Only lines with the word "разлома" are needed; collect each of them from the listing below.

→ **Information given**:
= = = = = = =

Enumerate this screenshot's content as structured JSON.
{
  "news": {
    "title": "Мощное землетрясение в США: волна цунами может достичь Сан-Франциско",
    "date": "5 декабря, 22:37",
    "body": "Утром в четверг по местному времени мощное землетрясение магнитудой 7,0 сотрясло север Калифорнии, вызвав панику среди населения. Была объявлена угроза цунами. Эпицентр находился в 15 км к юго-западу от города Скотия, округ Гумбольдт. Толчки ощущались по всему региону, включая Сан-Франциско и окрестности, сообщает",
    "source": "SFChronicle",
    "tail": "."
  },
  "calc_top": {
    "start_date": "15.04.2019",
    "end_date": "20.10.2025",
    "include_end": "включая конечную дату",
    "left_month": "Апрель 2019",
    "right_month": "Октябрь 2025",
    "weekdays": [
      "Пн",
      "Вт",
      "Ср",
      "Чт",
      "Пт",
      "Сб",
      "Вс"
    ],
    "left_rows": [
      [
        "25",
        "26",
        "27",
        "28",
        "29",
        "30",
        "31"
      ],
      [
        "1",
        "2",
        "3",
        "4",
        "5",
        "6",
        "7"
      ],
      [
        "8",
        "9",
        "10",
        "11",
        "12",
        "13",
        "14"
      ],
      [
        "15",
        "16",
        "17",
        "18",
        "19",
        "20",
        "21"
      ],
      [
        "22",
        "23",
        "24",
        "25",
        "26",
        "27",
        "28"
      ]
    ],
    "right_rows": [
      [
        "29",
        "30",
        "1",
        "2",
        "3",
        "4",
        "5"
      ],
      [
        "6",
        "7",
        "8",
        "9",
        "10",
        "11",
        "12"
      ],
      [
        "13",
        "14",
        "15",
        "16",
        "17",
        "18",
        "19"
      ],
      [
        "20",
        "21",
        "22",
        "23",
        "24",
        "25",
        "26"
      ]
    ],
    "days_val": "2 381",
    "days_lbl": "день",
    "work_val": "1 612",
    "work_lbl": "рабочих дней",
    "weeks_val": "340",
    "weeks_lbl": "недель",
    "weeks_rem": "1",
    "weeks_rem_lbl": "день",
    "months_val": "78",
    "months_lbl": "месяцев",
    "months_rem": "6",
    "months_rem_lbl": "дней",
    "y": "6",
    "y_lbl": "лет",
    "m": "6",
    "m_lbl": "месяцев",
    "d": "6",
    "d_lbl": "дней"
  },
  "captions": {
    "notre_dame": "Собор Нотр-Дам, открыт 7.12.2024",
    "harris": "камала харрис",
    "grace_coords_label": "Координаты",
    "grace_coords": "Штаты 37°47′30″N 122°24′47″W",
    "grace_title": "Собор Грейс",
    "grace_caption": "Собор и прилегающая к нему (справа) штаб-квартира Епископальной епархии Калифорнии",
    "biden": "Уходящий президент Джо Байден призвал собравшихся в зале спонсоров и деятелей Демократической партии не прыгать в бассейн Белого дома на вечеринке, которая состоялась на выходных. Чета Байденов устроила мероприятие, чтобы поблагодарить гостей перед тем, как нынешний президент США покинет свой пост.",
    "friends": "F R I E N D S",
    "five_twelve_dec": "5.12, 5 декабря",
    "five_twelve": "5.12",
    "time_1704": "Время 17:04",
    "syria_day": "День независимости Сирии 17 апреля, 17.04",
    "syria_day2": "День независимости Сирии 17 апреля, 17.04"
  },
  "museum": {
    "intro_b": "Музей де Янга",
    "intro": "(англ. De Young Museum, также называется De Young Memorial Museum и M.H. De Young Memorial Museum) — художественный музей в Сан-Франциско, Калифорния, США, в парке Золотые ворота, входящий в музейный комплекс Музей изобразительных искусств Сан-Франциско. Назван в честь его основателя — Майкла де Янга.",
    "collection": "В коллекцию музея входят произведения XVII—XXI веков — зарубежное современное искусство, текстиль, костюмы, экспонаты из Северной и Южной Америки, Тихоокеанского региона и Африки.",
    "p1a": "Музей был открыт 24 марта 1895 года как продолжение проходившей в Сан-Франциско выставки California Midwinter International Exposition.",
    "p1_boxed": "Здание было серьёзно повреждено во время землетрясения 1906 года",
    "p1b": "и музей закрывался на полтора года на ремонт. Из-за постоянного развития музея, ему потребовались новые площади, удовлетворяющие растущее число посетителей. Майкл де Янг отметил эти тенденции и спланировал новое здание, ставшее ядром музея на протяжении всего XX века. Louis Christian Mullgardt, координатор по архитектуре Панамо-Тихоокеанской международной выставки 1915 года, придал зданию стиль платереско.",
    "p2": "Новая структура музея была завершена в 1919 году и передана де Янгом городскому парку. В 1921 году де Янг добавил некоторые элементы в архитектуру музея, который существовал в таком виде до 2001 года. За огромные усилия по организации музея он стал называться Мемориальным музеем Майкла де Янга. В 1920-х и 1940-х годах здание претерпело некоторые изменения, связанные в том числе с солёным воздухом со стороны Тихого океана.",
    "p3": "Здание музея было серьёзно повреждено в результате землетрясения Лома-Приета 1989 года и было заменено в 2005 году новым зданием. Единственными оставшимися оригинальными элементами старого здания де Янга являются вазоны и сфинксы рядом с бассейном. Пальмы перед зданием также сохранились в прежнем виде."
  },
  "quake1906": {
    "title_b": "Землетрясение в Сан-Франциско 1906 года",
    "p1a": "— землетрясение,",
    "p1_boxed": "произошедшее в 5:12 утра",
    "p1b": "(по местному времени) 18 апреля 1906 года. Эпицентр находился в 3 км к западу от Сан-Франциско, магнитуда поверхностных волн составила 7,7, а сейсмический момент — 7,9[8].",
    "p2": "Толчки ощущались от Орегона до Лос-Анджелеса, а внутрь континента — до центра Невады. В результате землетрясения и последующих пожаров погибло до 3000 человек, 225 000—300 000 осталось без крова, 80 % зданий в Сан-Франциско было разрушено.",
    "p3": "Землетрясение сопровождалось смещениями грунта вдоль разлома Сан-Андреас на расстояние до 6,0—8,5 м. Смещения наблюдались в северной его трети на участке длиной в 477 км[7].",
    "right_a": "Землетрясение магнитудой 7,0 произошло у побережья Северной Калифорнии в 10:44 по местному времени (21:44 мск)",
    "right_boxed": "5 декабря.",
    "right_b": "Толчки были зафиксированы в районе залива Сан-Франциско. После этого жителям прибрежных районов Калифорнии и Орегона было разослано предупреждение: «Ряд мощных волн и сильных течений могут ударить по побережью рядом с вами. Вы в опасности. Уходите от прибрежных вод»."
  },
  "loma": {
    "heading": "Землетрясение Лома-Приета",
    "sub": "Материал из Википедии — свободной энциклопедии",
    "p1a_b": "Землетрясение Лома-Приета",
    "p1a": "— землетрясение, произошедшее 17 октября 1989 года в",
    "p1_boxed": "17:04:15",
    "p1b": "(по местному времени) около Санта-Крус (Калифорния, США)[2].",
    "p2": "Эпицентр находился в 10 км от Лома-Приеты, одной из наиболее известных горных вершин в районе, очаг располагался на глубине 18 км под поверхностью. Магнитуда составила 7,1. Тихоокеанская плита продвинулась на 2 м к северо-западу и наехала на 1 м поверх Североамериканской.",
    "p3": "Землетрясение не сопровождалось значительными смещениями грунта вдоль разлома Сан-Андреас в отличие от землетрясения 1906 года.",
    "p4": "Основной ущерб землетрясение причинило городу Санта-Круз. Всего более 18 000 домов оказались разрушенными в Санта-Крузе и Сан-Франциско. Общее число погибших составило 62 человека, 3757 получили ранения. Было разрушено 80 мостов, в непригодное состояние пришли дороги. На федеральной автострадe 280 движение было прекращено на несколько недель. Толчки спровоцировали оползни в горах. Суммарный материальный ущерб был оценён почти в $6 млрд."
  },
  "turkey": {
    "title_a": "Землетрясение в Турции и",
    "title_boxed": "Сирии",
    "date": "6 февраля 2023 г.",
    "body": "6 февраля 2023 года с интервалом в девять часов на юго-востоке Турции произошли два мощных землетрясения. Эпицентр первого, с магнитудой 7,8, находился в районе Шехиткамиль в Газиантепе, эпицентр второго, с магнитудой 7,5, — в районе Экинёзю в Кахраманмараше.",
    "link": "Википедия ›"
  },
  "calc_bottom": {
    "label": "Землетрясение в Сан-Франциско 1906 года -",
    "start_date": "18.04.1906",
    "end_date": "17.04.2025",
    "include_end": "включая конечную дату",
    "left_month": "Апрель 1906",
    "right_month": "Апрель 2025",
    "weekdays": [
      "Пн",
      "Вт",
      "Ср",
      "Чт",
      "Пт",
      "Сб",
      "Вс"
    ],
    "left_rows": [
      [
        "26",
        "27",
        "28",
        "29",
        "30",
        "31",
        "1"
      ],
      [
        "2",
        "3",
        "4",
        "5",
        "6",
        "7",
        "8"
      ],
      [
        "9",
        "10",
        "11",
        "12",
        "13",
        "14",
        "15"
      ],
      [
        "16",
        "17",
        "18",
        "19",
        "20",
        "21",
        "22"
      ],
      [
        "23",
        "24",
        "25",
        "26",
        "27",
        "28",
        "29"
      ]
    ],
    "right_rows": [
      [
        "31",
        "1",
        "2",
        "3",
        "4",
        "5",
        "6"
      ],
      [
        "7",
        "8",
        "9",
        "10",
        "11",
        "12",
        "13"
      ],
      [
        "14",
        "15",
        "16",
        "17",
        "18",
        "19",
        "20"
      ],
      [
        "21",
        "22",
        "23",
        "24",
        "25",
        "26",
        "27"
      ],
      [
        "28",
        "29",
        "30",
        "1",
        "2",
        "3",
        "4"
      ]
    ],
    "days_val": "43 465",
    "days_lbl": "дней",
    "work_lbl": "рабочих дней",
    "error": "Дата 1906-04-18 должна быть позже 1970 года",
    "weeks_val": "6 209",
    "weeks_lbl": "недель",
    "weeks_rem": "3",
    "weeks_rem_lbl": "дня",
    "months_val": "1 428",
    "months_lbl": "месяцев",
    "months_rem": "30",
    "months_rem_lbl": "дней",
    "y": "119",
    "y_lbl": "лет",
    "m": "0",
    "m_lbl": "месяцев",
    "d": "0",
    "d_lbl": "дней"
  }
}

= = = = = = =

→ **Result of the task**:
    "p3": "Землетрясение сопровождалось смещениями грунта вдоль разлома Сан-Андреас на расстояние до 6,0—8,5 м. Смещения наблюдались в северной его трети на участке длиной в 477 км[7].",
    "p3": "Землетрясение не сопровождалось значительными смещениями грунта вдоль разлома Сан-Андреас в отличие от землетрясения 1906 года.",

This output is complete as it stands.